● **Input records**

○ ○ ○ ○ ○

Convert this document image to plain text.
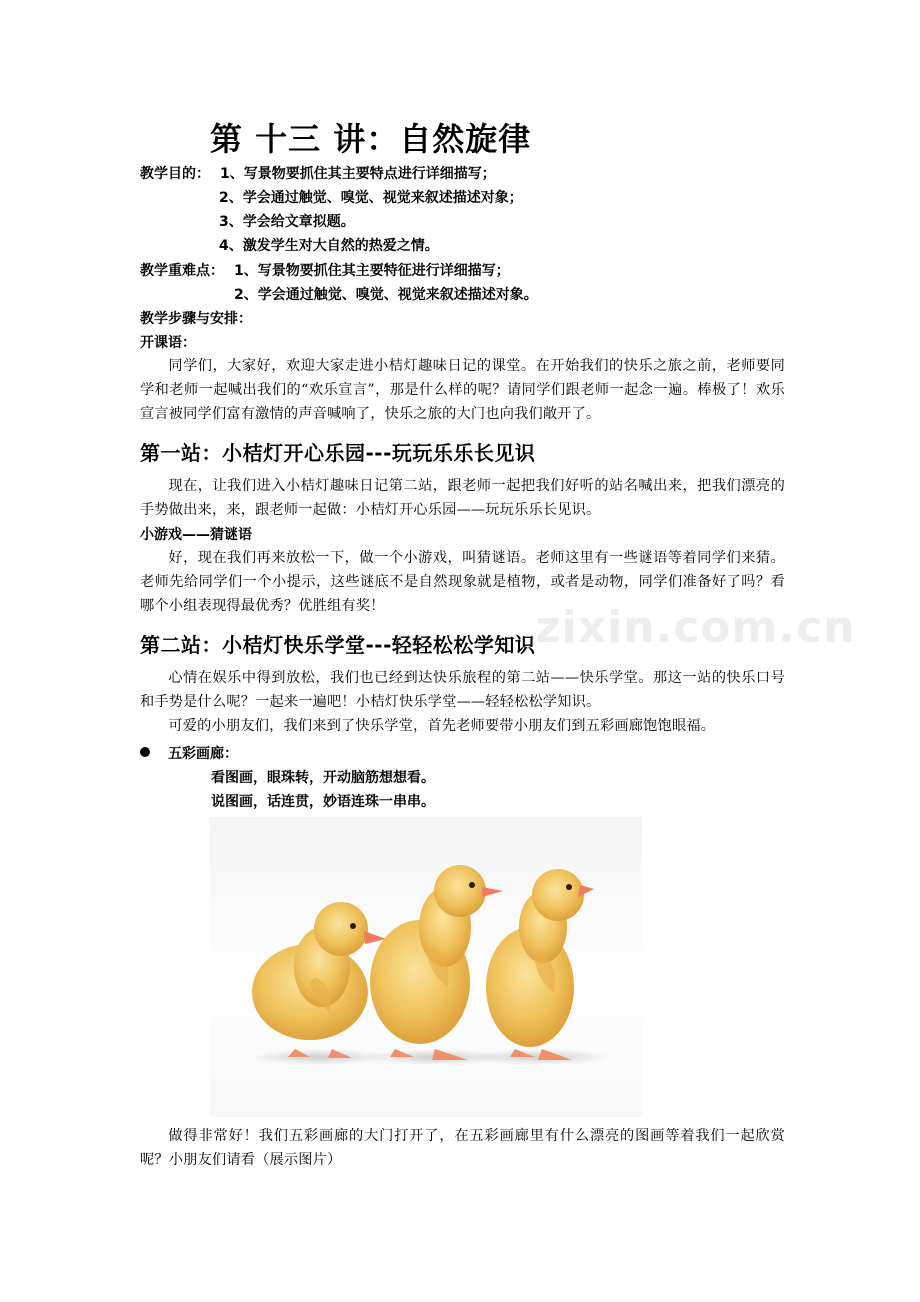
第 十三 讲：自然旋律
教学目的： 1、写景物要抓住其主要特点进行详细描写；
2、学会通过触觉、嗅觉、视觉来叙述描述对象；
3、学会给文章拟题。
4、激发学生对大自然的热爱之情。
教学重难点： 1、写景物要抓住其主要特征进行详细描写；
2、学会通过触觉、嗅觉、视觉来叙述描述对象。
教学步骤与安排：
开课语：
同学们，大家好，欢迎大家走进小桔灯趣味日记的课堂。在开始我们的快乐之旅之前，老师要同学和老师一起喊出我们的“欢乐宣言”，那是什么样的呢？请同学们跟老师一起念一遍。棒极了！欢乐宣言被同学们富有激情的声音喊响了，快乐之旅的大门也向我们敞开了。
第一站：小桔灯开心乐园---玩玩乐乐长见识
现在，让我们进入小桔灯趣味日记第二站，跟老师一起把我们好听的站名喊出来，把我们漂亮的手势做出来，来，跟老师一起做：小桔灯开心乐园——玩玩乐乐长见识。
小游戏——猜谜语
好，现在我们再来放松一下，做一个小游戏，叫猜谜语。老师这里有一些谜语等着同学们来猜。老师先给同学们一个小提示，这些谜底不是自然现象就是植物，或者是动物，同学们准备好了吗？看哪个小组表现得最优秀？优胜组有奖！	zixin.com.cn
第二站：小桔灯快乐学堂---轻轻松松学知识
心情在娱乐中得到放松，我们也已经到达快乐旅程的第二站——快乐学堂。那这一站的快乐口号和手势是什么呢？一起来一遍吧！小桔灯快乐学堂——轻轻松松学知识。
可爱的小朋友们，我们来到了快乐学堂，首先老师要带小朋友们到五彩画廊饱饱眼福。
五彩画廊：
看图画，眼珠转，开动脑筋想想看。
说图画，话连贯，妙语连珠一串串。
做得非常好！我们五彩画廊的大门打开了，在五彩画廊里有什么漂亮的图画等着我们一起欣赏呢？小朋友们请看（展示图片）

○ ○ ○ ○ ○

● **Objective**
Quote the records above in full, dropping each picture.

● **Result**
Convert this document image to plain text.
第 十三 讲：自然旋律
教学目的： 1、写景物要抓住其主要特点进行详细描写；
2、学会通过触觉、嗅觉、视觉来叙述描述对象；
3、学会给文章拟题。
4、激发学生对大自然的热爱之情。
教学重难点： 1、写景物要抓住其主要特征进行详细描写；
2、学会通过触觉、嗅觉、视觉来叙述描述对象。
教学步骤与安排：
开课语：
同学们，大家好，欢迎大家走进小桔灯趣味日记的课堂。在开始我们的快乐之旅之前，老师要同学和老师一起喊出我们的“欢乐宣言”，那是什么样的呢？请同学们跟老师一起念一遍。棒极了！欢乐宣言被同学们富有激情的声音喊响了，快乐之旅的大门也向我们敞开了。
第一站：小桔灯开心乐园---玩玩乐乐长见识
现在，让我们进入小桔灯趣味日记第二站，跟老师一起把我们好听的站名喊出来，把我们漂亮的手势做出来，来，跟老师一起做：小桔灯开心乐园——玩玩乐乐长见识。
小游戏——猜谜语
好，现在我们再来放松一下，做一个小游戏，叫猜谜语。老师这里有一些谜语等着同学们来猜。老师先给同学们一个小提示，这些谜底不是自然现象就是植物，或者是动物，同学们准备好了吗？看哪个小组表现得最优秀？优胜组有奖！	zixin.com.cn
第二站：小桔灯快乐学堂---轻轻松松学知识
心情在娱乐中得到放松，我们也已经到达快乐旅程的第二站——快乐学堂。那这一站的快乐口号和手势是什么呢？一起来一遍吧！小桔灯快乐学堂——轻轻松松学知识。
可爱的小朋友们，我们来到了快乐学堂，首先老师要带小朋友们到五彩画廊饱饱眼福。
五彩画廊：
看图画，眼珠转，开动脑筋想想看。
说图画，话连贯，妙语连珠一串串。
做得非常好！我们五彩画廊的大门打开了，在五彩画廊里有什么漂亮的图画等着我们一起欣赏呢？小朋友们请看（展示图片）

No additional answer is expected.